EXERCISE PROMPT:
The exercise asks for every line of the data to be reproduced exactly.

◆ ◆ ◆ ◆ ◆

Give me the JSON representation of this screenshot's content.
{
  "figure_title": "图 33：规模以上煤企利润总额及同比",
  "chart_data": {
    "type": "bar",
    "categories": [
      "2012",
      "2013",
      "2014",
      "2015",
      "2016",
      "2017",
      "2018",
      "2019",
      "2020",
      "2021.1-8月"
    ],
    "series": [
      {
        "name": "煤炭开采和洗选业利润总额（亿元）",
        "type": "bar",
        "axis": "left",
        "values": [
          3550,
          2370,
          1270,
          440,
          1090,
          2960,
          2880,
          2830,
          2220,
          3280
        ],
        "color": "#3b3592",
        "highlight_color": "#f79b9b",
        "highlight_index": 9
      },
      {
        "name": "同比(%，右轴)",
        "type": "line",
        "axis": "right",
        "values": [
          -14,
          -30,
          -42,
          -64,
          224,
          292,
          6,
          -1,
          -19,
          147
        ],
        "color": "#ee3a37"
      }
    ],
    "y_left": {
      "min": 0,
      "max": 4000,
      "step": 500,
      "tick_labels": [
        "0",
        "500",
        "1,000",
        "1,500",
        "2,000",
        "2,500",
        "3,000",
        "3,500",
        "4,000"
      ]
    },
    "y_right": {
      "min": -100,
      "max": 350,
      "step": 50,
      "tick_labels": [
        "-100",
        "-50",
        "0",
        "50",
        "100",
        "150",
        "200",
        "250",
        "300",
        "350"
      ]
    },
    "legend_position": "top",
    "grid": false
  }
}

◆ ◆ ◆ ◆ ◆

EXERCISE SOLUTION:
Give me the JSON representation of this screenshot's content.
{
  "figure_title": "图 33：规模以上煤企利润总额及同比",
  "chart_data": {
    "type": "bar",
    "categories": [
      "2012",
      "2013",
      "2014",
      "2015",
      "2016",
      "2017",
      "2018",
      "2019",
      "2020",
      "2021.1-8月"
    ],
    "series": [
      {
        "name": "煤炭开采和洗选业利润总额（亿元）",
        "type": "bar",
        "axis": "left",
        "values": [
          3550,
          2370,
          1270,
          440,
          1090,
          2960,
          2880,
          2830,
          2220,
          3280
        ],
        "color": "#3b3592",
        "highlight_color": "#f79b9b",
        "highlight_index": 9
      },
      {
        "name": "同比(%，右轴)",
        "type": "line",
        "axis": "right",
        "values": [
          -14,
          -30,
          -42,
          -64,
          224,
          292,
          6,
          -1,
          -19,
          147
        ],
        "color": "#ee3a37"
      }
    ],
    "y_left": {
      "min": 0,
      "max": 4000,
      "step": 500,
      "tick_labels": [
        "0",
        "500",
        "1,000",
        "1,500",
        "2,000",
        "2,500",
        "3,000",
        "3,500",
        "4,000"
      ]
    },
    "y_right": {
      "min": -100,
      "max": 350,
      "step": 50,
      "tick_labels": [
        "-100",
        "-50",
        "0",
        "50",
        "100",
        "150",
        "200",
        "250",
        "300",
        "350"
      ]
    },
    "legend_position": "top",
    "grid": false
  }
}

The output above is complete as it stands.